--- PROVIDED MATERIAL ---

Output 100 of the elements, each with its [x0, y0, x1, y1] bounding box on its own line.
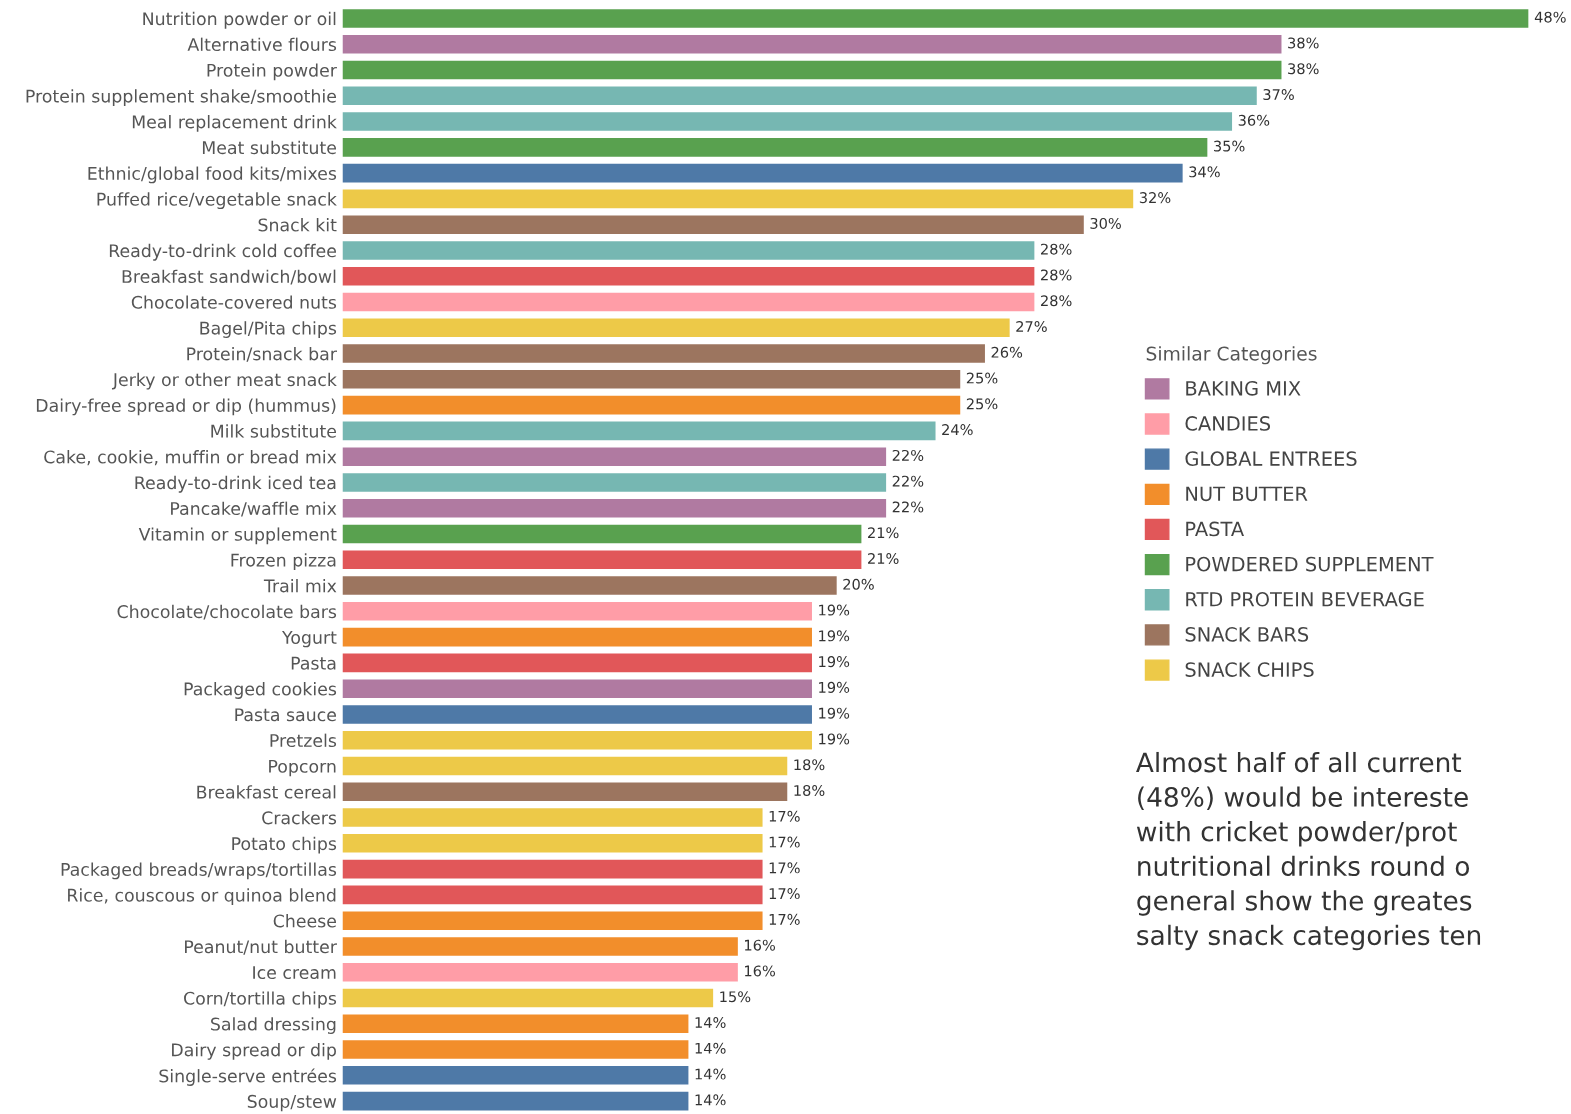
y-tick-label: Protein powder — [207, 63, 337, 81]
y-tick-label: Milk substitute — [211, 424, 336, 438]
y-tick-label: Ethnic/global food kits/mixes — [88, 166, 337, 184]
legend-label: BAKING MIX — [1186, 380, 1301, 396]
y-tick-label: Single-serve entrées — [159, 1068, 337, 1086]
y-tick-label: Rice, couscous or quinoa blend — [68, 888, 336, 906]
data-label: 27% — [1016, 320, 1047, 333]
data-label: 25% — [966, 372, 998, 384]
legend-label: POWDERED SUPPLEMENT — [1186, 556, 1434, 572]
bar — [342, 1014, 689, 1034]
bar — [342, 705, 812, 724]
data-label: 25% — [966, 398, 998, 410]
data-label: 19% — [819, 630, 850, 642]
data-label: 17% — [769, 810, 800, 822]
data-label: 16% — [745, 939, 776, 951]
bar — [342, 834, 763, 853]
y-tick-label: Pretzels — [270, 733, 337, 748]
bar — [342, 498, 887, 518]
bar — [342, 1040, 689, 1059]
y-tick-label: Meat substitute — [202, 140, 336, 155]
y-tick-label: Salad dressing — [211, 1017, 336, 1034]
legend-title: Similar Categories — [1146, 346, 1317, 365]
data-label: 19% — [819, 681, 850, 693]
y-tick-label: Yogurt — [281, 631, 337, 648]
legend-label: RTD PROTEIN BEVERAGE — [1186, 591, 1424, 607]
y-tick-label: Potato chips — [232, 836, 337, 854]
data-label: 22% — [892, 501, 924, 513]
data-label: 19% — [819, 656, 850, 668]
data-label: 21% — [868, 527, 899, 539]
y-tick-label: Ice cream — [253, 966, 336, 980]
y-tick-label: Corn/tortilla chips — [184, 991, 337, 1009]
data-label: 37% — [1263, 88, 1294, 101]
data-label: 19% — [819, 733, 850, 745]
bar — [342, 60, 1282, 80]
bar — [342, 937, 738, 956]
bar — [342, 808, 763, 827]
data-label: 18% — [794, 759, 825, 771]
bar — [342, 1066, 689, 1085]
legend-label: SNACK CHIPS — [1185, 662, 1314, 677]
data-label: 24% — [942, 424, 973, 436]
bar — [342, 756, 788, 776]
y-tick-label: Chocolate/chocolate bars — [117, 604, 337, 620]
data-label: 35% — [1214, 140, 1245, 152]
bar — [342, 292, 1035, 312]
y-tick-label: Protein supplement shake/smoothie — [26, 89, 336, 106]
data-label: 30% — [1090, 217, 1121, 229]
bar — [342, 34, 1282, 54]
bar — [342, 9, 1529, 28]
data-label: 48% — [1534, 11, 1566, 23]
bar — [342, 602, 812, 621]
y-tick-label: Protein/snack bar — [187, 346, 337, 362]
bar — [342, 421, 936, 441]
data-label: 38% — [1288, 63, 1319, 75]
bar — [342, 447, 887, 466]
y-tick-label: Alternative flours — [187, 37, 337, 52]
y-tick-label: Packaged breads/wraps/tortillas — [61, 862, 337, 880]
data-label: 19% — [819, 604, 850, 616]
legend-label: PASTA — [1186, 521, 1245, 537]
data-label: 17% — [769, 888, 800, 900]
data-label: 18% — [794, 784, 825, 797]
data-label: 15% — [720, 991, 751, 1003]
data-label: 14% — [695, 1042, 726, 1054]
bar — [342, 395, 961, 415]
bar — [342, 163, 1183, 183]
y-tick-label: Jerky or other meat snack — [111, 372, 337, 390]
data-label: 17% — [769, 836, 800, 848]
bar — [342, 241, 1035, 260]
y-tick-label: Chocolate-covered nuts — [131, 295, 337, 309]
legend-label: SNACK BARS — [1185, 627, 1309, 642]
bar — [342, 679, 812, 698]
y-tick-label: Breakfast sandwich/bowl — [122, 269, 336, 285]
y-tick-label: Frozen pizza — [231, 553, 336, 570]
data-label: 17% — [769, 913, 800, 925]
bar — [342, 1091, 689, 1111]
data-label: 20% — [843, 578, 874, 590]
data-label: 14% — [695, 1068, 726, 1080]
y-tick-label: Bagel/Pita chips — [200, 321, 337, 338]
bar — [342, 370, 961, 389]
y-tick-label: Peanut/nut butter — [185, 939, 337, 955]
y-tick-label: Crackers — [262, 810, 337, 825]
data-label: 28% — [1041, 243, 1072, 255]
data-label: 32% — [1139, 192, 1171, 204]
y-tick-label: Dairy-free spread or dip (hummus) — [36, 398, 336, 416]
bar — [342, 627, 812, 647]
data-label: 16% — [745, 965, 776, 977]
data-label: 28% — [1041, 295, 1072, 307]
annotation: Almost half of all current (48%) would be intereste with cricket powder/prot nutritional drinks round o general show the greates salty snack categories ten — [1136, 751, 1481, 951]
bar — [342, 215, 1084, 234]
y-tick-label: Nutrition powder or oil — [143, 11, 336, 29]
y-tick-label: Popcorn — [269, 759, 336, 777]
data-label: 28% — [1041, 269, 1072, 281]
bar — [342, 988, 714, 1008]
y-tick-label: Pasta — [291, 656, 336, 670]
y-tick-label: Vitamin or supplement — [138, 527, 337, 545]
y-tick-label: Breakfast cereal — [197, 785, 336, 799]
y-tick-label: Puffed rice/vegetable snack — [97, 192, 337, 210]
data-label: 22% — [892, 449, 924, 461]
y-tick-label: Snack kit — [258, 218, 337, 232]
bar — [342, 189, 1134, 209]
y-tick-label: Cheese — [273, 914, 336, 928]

---
--- PROVIDED MATERIAL ---

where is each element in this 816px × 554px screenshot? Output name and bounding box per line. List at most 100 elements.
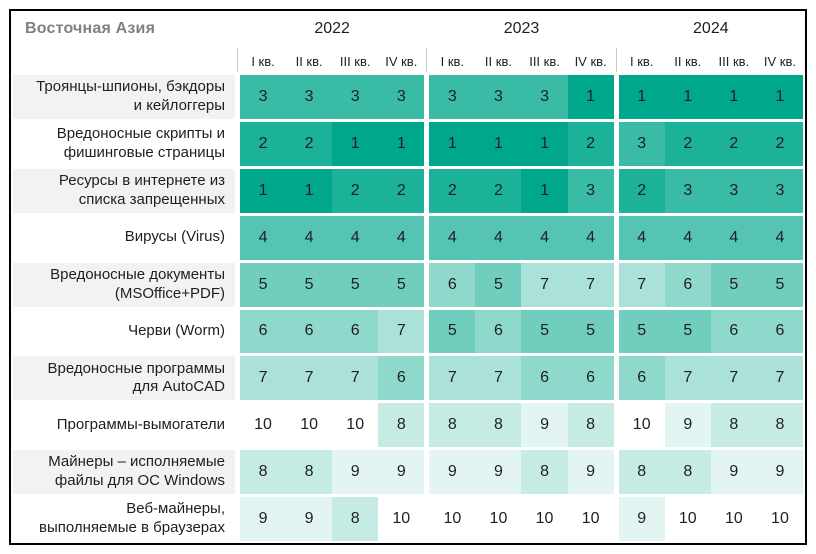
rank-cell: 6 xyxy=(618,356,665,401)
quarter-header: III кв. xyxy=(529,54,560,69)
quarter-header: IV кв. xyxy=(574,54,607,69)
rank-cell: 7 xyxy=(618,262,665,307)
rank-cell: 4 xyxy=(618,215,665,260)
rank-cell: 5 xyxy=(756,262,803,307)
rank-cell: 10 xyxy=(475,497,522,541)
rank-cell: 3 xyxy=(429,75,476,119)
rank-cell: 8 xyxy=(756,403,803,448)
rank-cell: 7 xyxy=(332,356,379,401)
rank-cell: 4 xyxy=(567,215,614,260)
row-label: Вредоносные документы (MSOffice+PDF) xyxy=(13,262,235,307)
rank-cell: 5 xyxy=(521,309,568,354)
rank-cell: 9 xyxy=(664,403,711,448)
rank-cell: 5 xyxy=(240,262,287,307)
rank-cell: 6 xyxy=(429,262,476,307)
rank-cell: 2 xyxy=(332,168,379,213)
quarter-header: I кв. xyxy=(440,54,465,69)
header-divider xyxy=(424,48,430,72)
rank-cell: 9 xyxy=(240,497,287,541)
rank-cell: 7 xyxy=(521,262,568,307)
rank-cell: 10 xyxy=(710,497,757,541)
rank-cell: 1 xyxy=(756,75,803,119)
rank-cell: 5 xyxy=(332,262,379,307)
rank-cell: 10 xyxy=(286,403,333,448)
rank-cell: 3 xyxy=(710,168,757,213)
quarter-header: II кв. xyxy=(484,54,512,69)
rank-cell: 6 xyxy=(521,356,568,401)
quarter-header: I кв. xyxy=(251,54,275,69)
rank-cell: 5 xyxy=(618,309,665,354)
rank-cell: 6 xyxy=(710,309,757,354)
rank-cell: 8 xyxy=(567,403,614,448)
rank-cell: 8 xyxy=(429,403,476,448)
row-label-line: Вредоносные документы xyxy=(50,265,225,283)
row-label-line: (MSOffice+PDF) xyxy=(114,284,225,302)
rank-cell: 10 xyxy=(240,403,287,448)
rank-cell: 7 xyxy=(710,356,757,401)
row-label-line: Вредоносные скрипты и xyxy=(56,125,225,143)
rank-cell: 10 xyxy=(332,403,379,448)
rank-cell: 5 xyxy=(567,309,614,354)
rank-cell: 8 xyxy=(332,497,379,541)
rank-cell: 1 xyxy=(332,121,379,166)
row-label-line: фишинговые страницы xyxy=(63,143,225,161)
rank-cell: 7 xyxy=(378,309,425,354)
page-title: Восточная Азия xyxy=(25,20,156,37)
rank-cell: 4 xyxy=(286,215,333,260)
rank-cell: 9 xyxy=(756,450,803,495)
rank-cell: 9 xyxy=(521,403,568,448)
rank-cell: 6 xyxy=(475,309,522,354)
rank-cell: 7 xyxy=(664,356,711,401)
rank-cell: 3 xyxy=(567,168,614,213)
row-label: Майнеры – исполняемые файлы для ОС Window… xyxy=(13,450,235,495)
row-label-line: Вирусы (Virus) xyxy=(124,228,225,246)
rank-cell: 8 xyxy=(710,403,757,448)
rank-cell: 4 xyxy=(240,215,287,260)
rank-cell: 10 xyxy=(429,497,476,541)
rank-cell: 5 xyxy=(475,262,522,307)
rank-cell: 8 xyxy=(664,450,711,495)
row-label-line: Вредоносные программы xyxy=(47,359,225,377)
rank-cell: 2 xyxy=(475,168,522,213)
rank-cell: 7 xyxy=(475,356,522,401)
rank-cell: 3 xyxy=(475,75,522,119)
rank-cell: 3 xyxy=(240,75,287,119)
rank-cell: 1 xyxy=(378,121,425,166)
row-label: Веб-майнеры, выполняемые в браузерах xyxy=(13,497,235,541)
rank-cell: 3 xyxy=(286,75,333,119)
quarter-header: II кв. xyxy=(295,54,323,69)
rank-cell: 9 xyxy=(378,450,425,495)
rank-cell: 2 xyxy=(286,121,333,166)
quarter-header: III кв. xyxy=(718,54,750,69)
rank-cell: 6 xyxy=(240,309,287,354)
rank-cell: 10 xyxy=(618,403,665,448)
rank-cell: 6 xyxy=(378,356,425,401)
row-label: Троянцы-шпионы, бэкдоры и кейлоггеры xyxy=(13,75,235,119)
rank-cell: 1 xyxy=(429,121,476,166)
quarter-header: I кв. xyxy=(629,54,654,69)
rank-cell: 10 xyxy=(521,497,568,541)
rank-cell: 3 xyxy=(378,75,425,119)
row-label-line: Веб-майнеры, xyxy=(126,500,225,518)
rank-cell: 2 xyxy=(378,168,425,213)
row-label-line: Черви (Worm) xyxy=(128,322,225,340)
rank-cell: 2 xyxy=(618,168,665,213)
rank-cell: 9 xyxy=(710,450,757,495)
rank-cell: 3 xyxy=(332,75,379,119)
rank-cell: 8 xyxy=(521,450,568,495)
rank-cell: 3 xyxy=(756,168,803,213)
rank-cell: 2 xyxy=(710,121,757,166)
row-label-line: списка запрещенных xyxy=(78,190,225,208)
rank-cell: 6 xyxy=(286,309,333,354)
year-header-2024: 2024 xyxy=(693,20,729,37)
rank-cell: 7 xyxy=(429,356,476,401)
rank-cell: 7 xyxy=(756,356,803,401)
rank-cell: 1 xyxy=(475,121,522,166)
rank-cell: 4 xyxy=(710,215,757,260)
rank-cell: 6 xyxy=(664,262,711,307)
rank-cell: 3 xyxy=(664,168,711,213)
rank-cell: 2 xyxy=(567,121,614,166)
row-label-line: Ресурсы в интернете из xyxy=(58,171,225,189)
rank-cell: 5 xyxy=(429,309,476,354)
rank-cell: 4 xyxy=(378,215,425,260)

---

◆ TASK TO COMPLETE: Copy each line of the records above that carries the word "elements".

◆ RESPONSE TO THIS EXERCISE:
Output 100 of the elements, each with its [x0, y0, x1, y1] bounding box on its own line.
where is each element in this 816px × 554px screenshot? Output name and bounding box per line. List at most 100 elements.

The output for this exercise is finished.